RECORDS SHOWN

>> begin

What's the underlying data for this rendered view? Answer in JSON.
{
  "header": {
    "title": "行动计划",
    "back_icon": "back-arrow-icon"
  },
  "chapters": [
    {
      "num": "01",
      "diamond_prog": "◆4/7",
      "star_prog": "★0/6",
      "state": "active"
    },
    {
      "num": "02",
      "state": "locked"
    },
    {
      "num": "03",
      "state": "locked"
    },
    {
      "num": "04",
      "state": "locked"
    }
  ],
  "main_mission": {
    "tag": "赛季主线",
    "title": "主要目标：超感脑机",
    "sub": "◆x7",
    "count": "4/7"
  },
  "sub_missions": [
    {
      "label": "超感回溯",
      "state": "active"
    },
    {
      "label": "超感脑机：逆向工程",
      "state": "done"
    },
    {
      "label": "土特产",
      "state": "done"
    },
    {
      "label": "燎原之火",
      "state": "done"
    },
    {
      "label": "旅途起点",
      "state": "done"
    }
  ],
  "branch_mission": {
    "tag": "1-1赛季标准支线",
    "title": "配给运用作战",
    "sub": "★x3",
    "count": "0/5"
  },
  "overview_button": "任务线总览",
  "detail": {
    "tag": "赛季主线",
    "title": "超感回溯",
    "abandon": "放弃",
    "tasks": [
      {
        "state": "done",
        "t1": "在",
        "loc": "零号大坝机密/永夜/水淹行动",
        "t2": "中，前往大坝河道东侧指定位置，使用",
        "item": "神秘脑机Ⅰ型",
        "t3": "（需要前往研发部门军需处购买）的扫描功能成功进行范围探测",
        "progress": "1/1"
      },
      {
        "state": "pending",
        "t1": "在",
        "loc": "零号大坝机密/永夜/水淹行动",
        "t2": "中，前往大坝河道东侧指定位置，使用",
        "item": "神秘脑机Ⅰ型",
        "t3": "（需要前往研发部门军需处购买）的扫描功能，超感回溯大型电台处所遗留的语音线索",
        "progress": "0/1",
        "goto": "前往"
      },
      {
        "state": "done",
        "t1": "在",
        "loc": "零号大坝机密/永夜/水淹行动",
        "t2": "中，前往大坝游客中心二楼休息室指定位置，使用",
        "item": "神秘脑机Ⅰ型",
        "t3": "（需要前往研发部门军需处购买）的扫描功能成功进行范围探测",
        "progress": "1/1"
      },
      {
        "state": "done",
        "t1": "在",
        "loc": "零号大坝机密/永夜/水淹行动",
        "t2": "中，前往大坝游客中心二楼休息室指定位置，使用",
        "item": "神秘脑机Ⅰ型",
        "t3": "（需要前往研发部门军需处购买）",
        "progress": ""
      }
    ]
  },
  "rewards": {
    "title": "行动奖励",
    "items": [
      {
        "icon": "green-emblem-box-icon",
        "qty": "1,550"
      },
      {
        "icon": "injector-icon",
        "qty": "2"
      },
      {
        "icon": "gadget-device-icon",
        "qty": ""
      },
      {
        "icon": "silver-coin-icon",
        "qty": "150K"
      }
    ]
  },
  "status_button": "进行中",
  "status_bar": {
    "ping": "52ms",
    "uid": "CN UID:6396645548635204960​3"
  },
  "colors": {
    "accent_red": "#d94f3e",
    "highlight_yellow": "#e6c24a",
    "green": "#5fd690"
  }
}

>> end

Give only the number of lines that include the word "需要前往研发部门军需处购买".

4